#### Material to process

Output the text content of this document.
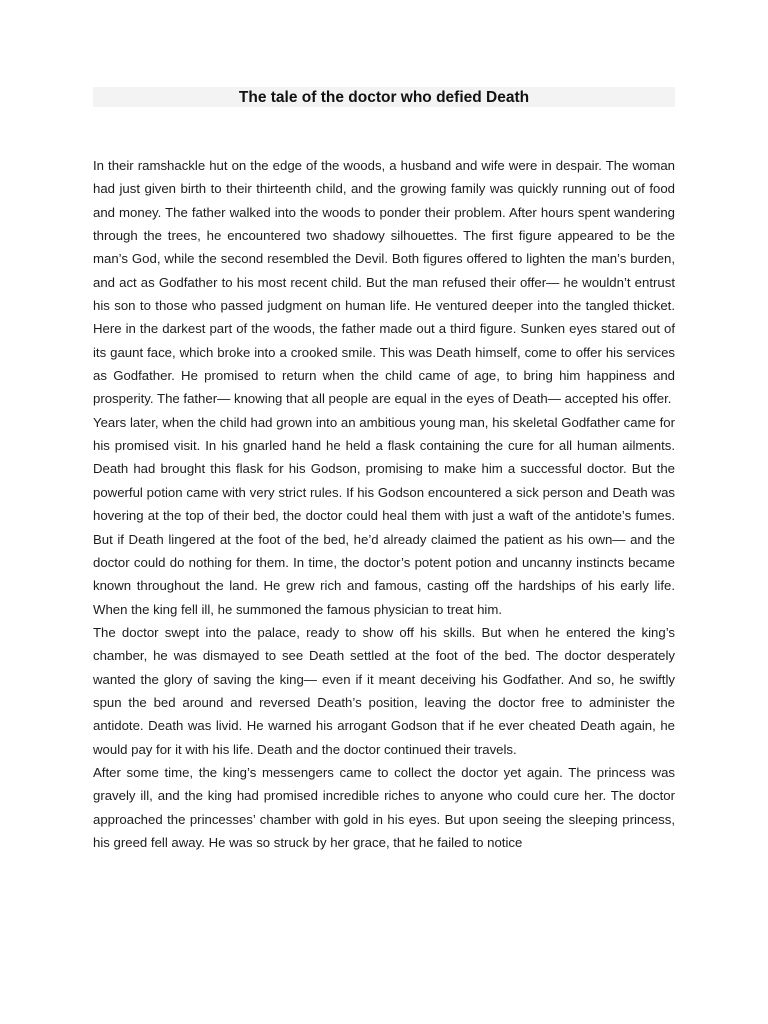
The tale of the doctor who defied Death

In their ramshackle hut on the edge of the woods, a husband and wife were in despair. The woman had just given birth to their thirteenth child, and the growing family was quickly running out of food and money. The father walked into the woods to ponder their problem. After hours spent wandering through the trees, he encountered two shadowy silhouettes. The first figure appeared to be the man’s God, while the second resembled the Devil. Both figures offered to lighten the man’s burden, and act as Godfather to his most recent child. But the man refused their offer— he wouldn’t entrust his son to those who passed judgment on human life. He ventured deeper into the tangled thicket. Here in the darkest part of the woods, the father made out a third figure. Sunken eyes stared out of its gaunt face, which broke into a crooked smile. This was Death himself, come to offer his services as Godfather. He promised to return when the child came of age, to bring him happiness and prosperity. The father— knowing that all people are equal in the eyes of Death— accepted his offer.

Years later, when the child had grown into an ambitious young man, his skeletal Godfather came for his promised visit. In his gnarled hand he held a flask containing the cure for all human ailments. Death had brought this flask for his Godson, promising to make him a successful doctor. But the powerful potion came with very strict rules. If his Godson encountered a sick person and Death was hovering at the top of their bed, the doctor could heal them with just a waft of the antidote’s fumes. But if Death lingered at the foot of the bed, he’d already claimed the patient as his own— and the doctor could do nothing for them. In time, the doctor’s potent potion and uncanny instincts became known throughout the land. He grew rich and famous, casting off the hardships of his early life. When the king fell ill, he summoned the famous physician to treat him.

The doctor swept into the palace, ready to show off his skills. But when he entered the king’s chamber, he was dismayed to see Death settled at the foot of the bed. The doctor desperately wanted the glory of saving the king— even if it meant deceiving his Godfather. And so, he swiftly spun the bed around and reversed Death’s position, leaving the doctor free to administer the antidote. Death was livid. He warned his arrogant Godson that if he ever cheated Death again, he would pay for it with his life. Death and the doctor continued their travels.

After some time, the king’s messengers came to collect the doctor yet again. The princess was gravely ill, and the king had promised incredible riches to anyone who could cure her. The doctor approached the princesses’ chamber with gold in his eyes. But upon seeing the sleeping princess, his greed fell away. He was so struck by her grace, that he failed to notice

########

• **What you need to do**:
From the listing above, pick out each line where the word "fell" appears.

• **Solution below**:
Years later, when the child had grown into an ambitious young man, his skeletal Godfather came for his promised visit. In his gnarled hand he held a flask containing the cure for all human ailments. Death had brought this flask for his Godson, promising to make him a successful doctor. But the powerful potion came with very strict rules. If his Godson encountered a sick person and Death was hovering at the top of their bed, the doctor could heal them with just a waft of the antidote’s fumes. But if Death lingered at the foot of the bed, he’d already claimed the patient as his own— and the doctor could do nothing for them. In time, the doctor’s potent potion and uncanny instincts became known throughout the land. He grew rich and famous, casting off the hardships of his early life. When the king fell ill, he summoned the famous physician to treat him.
After some time, the king’s messengers came to collect the doctor yet again. The princess was gravely ill, and the king had promised incredible riches to anyone who could cure her. The doctor approached the princesses’ chamber with gold in his eyes. But upon seeing the sleeping princess, his greed fell away. He was so struck by her grace, that he failed to notice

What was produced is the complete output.